* START Provided data *

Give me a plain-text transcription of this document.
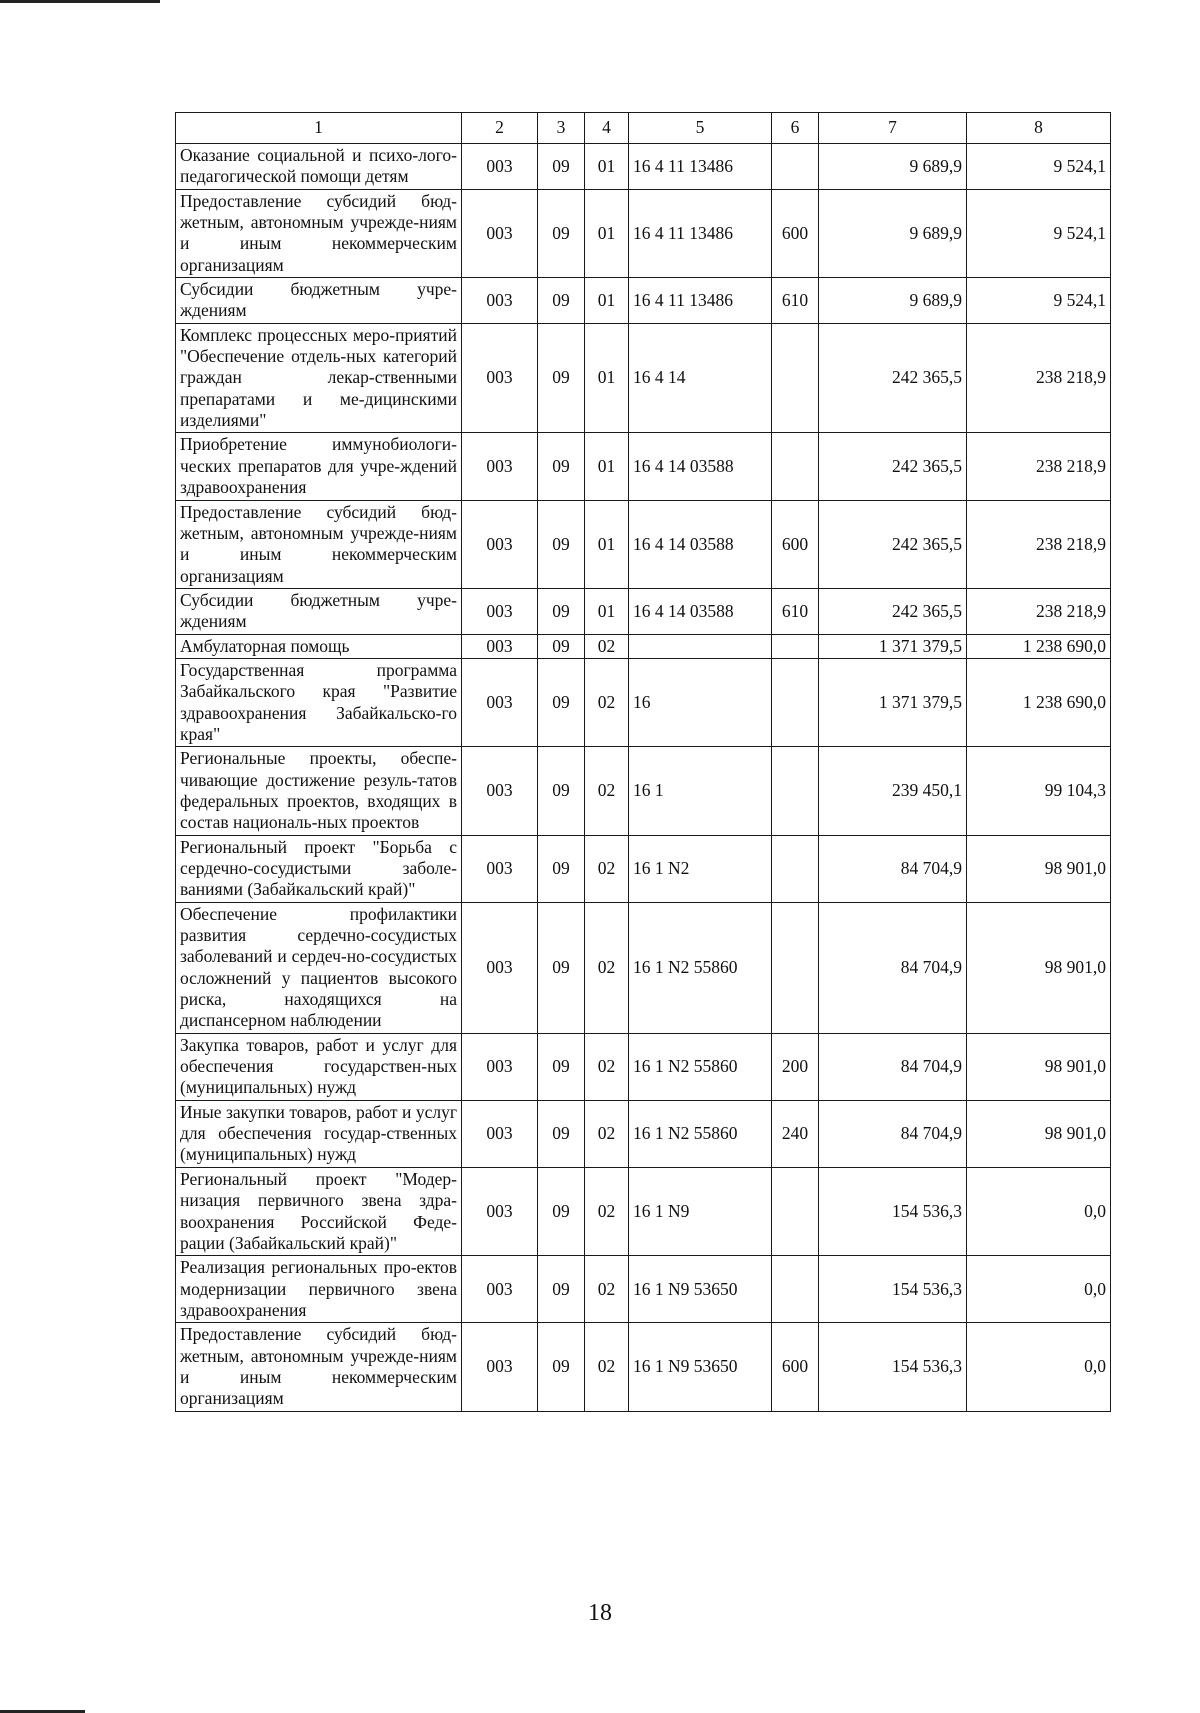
1	2	3	4	5	6	7	8
Оказание социальной и психо-лого-педагогической помощи детям	003	09	01	16 4 11 13486		9 689,9	9 524,1
Предоставление субсидий бюд-жетным, автономным учрежде-ниям и иным некоммерческим организациям	003	09	01	16 4 11 13486	600	9 689,9	9 524,1
Субсидии бюджетным учре-ждениям	003	09	01	16 4 11 13486	610	9 689,9	9 524,1
Комплекс процессных меро-приятий "Обеспечение отдель-ных категорий граждан лекар-ственными препаратами и ме-дицинскими изделиями"	003	09	01	16 4 14		242 365,5	238 218,9
Приобретение иммунобиологи-ческих препаратов для учре-ждений здравоохранения	003	09	01	16 4 14 03588		242 365,5	238 218,9
Предоставление субсидий бюд-жетным, автономным учрежде-ниям и иным некоммерческим организациям	003	09	01	16 4 14 03588	600	242 365,5	238 218,9
Субсидии бюджетным учре-ждениям	003	09	01	16 4 14 03588	610	242 365,5	238 218,9
Амбулаторная помощь	003	09	02			1 371 379,5	1 238 690,0
Государственная программа Забайкальского края "Развитие здравоохранения Забайкальско-го края"	003	09	02	16		1 371 379,5	1 238 690,0
Региональные проекты, обеспе-чивающие достижение резуль-татов федеральных проектов, входящих в состав националь-ных проектов	003	09	02	16 1		239 450,1	99 104,3
Региональный проект "Борьба с сердечно-сосудистыми заболе-ваниями (Забайкальский край)"	003	09	02	16 1 N2		84 704,9	98 901,0
Обеспечение профилактики развития сердечно-сосудистых заболеваний и сердеч-но-сосудистых осложнений у пациентов высокого риска, находящихся на диспансерном наблюдении	003	09	02	16 1 N2 55860		84 704,9	98 901,0
Закупка товаров, работ и услуг для обеспечения государствен-ных (муниципальных) нужд	003	09	02	16 1 N2 55860	200	84 704,9	98 901,0
Иные закупки товаров, работ и услуг для обеспечения государ-ственных (муниципальных) нужд	003	09	02	16 1 N2 55860	240	84 704,9	98 901,0
Региональный проект "Модер-низация первичного звена здра-воохранения Российской Феде-рации (Забайкальский край)"	003	09	02	16 1 N9		154 536,3	0,0
Реализация региональных про-ектов модернизации первичного звена здравоохранения	003	09	02	16 1 N9 53650		154 536,3	0,0
Предоставление субсидий бюд-жетным, автономным учрежде-ниям и иным некоммерческим организациям	003	09	02	16 1 N9 53650	600	154 536,3	0,0
18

* END Provided data *

◆ **Goal**
Write out each entry exactly as given, omitting any picture.

◆ **Written solution**
Give me a plain-text transcription of this document.
1	2	3	4	5	6	7	8
Оказание социальной и психо-лого-педагогической помощи детям	003	09	01	16 4 11 13486		9 689,9	9 524,1
Предоставление субсидий бюд-жетным, автономным учрежде-ниям и иным некоммерческим организациям	003	09	01	16 4 11 13486	600	9 689,9	9 524,1
Субсидии бюджетным учре-ждениям	003	09	01	16 4 11 13486	610	9 689,9	9 524,1
Комплекс процессных меро-приятий "Обеспечение отдель-ных категорий граждан лекар-ственными препаратами и ме-дицинскими изделиями"	003	09	01	16 4 14		242 365,5	238 218,9
Приобретение иммунобиологи-ческих препаратов для учре-ждений здравоохранения	003	09	01	16 4 14 03588		242 365,5	238 218,9
Предоставление субсидий бюд-жетным, автономным учрежде-ниям и иным некоммерческим организациям	003	09	01	16 4 14 03588	600	242 365,5	238 218,9
Субсидии бюджетным учре-ждениям	003	09	01	16 4 14 03588	610	242 365,5	238 218,9
Амбулаторная помощь	003	09	02			1 371 379,5	1 238 690,0
Государственная программа Забайкальского края "Развитие здравоохранения Забайкальско-го края"	003	09	02	16		1 371 379,5	1 238 690,0
Региональные проекты, обеспе-чивающие достижение резуль-татов федеральных проектов, входящих в состав националь-ных проектов	003	09	02	16 1		239 450,1	99 104,3
Региональный проект "Борьба с сердечно-сосудистыми заболе-ваниями (Забайкальский край)"	003	09	02	16 1 N2		84 704,9	98 901,0
Обеспечение профилактики развития сердечно-сосудистых заболеваний и сердеч-но-сосудистых осложнений у пациентов высокого риска, находящихся на диспансерном наблюдении	003	09	02	16 1 N2 55860		84 704,9	98 901,0
Закупка товаров, работ и услуг для обеспечения государствен-ных (муниципальных) нужд	003	09	02	16 1 N2 55860	200	84 704,9	98 901,0
Иные закупки товаров, работ и услуг для обеспечения государ-ственных (муниципальных) нужд	003	09	02	16 1 N2 55860	240	84 704,9	98 901,0
Региональный проект "Модер-низация первичного звена здра-воохранения Российской Феде-рации (Забайкальский край)"	003	09	02	16 1 N9		154 536,3	0,0
Реализация региональных про-ектов модернизации первичного звена здравоохранения	003	09	02	16 1 N9 53650		154 536,3	0,0
Предоставление субсидий бюд-жетным, автономным учрежде-ниям и иным некоммерческим организациям	003	09	02	16 1 N9 53650	600	154 536,3	0,0
18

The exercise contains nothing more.